[Start of Stored records]

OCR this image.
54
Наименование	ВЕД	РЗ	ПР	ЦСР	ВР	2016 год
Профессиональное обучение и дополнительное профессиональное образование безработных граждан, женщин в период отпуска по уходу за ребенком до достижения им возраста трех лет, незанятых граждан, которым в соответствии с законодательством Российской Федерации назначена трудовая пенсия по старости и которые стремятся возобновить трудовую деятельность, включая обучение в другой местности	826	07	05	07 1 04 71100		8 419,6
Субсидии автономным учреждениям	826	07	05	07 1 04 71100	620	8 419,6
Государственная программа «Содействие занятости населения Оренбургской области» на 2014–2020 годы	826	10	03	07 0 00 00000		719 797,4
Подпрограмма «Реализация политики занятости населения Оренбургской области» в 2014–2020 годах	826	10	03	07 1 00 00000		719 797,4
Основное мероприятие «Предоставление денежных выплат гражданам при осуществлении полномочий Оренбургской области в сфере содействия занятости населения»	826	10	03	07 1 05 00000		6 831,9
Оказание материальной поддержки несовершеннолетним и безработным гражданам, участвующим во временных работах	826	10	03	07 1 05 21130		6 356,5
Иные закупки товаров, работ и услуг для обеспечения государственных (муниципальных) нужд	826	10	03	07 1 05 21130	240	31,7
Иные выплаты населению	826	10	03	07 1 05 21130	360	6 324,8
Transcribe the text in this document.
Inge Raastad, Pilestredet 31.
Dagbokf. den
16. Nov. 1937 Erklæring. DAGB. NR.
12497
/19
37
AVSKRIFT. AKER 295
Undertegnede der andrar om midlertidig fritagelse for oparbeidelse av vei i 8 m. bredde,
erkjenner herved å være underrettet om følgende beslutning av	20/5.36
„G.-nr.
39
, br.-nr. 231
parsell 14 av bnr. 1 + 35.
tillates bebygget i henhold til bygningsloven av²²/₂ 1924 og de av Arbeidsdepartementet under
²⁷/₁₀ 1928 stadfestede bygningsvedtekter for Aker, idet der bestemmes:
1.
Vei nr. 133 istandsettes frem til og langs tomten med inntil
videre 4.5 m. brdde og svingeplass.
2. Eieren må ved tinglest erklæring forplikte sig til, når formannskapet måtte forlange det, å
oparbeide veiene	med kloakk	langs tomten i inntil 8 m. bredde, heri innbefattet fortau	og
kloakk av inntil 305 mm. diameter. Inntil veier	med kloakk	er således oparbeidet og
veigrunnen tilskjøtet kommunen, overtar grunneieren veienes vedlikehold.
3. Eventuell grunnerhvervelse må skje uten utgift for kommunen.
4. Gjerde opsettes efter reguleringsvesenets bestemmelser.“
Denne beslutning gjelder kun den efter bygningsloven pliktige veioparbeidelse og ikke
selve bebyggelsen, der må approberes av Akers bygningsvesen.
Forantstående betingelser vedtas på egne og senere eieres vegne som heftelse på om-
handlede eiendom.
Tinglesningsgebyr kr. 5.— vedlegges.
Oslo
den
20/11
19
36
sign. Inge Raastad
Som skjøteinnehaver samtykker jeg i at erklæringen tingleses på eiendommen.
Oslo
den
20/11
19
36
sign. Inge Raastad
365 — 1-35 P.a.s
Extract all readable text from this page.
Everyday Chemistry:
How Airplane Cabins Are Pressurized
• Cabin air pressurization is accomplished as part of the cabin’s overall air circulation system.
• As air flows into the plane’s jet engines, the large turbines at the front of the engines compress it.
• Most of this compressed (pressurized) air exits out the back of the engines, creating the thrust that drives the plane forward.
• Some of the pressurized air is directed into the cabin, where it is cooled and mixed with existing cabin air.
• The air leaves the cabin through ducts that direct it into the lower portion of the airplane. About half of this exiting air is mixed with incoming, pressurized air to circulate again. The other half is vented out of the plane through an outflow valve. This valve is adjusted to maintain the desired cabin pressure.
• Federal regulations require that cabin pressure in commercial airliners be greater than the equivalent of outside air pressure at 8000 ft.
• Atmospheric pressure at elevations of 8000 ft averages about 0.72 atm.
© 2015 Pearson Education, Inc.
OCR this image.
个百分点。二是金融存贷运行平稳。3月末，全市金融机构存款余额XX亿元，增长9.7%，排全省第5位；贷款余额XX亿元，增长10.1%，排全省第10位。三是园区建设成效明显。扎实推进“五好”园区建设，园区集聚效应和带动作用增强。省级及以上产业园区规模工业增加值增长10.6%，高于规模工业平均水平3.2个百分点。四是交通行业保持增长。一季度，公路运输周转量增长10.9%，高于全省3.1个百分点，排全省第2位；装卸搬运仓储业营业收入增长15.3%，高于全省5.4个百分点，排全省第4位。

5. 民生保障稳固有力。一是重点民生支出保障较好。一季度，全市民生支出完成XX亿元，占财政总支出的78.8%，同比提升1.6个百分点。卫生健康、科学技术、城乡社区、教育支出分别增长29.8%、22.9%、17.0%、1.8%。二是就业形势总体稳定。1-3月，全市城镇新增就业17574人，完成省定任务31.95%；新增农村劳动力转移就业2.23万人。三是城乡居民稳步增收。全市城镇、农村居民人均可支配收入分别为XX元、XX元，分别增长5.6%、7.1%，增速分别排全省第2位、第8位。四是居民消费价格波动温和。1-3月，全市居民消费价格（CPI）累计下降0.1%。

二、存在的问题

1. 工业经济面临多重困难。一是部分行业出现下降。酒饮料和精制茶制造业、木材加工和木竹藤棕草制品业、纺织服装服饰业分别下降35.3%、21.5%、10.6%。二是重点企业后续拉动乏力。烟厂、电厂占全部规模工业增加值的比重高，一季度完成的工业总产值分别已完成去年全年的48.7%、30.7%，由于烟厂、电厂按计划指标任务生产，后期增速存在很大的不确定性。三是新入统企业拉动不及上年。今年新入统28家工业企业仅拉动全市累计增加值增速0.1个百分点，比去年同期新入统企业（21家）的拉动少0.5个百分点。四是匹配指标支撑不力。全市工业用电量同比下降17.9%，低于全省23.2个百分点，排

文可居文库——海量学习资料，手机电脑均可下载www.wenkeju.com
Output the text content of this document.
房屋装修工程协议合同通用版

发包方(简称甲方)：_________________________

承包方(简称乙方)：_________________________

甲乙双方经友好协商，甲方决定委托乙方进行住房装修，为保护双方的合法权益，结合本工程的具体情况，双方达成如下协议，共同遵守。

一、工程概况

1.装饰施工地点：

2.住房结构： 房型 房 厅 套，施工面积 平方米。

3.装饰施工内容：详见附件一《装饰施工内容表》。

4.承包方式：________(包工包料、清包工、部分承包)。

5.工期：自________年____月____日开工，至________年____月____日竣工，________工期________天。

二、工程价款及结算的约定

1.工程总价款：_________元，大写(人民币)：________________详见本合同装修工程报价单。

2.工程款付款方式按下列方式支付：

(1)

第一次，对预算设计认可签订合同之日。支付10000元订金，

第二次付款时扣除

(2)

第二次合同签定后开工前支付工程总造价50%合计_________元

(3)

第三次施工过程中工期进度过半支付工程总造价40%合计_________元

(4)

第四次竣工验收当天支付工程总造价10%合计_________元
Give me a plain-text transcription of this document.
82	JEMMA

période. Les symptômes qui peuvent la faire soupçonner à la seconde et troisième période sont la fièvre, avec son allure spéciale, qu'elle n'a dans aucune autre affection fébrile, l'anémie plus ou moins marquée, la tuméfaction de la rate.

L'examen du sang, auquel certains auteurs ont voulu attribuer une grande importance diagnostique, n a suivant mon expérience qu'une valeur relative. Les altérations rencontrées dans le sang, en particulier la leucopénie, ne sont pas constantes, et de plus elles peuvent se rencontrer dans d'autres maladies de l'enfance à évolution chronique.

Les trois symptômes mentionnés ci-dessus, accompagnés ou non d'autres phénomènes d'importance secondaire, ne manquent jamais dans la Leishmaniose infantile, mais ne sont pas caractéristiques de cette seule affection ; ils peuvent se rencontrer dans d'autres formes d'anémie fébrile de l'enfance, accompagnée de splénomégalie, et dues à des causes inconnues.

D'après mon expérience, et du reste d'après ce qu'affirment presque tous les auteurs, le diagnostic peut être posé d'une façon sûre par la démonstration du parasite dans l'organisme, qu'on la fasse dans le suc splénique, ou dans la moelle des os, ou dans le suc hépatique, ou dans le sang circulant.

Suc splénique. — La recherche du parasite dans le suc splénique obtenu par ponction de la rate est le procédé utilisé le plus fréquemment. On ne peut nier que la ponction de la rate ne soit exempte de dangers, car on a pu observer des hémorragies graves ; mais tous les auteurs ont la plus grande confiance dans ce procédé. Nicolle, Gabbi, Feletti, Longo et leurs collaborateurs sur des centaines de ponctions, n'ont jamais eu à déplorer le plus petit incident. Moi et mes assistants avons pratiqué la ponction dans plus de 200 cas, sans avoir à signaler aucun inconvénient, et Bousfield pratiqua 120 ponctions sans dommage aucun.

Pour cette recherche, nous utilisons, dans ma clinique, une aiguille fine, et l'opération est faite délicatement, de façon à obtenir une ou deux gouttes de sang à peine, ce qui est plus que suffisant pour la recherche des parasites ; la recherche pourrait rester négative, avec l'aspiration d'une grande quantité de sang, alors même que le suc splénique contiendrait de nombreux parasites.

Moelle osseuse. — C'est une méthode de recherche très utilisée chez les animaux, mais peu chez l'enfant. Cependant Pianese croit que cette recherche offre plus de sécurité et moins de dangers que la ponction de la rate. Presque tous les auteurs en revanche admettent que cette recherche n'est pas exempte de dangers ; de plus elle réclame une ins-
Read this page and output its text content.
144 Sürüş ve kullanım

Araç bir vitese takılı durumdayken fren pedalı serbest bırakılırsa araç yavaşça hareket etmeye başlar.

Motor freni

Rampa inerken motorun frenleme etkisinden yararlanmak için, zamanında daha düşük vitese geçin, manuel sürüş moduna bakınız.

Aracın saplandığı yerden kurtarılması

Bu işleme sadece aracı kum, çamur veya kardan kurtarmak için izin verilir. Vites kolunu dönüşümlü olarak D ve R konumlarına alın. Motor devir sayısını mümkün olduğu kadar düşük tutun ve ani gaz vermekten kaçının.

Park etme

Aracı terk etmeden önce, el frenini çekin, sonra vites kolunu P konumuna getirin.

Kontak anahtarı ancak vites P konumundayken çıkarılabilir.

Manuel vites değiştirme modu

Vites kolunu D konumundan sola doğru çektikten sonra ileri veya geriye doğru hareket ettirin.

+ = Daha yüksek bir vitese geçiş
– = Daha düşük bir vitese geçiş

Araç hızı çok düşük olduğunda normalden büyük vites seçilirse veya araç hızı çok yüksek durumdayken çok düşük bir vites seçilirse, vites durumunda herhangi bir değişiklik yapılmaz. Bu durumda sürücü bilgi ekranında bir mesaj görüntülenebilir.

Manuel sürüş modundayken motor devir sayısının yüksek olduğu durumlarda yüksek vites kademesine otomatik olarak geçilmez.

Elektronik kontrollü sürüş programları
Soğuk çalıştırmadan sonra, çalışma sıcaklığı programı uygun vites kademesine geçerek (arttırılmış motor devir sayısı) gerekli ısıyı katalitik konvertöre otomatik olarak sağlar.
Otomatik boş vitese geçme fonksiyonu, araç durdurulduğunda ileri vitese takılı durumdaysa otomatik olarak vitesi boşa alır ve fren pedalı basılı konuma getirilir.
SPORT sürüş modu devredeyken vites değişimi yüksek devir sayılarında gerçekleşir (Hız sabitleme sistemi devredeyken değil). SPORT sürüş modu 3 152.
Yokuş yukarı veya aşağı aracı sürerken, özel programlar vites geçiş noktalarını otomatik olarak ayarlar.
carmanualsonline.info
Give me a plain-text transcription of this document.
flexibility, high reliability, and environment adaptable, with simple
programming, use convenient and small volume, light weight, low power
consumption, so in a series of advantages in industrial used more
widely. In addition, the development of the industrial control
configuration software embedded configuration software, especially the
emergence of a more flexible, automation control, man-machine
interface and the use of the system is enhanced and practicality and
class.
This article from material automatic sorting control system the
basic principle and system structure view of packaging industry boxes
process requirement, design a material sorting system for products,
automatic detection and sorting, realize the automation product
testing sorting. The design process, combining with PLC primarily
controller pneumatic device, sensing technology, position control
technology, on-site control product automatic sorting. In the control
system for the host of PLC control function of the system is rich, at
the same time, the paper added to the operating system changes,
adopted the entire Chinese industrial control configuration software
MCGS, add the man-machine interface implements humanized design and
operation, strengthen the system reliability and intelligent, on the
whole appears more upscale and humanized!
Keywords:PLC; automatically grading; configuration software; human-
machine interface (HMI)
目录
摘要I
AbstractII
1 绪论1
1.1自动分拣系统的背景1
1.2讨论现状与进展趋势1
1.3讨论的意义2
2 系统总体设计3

[End of Stored records]

What is required => Scan the material above and determine how many lines include the word "населения"; report only the number.

Task output => 3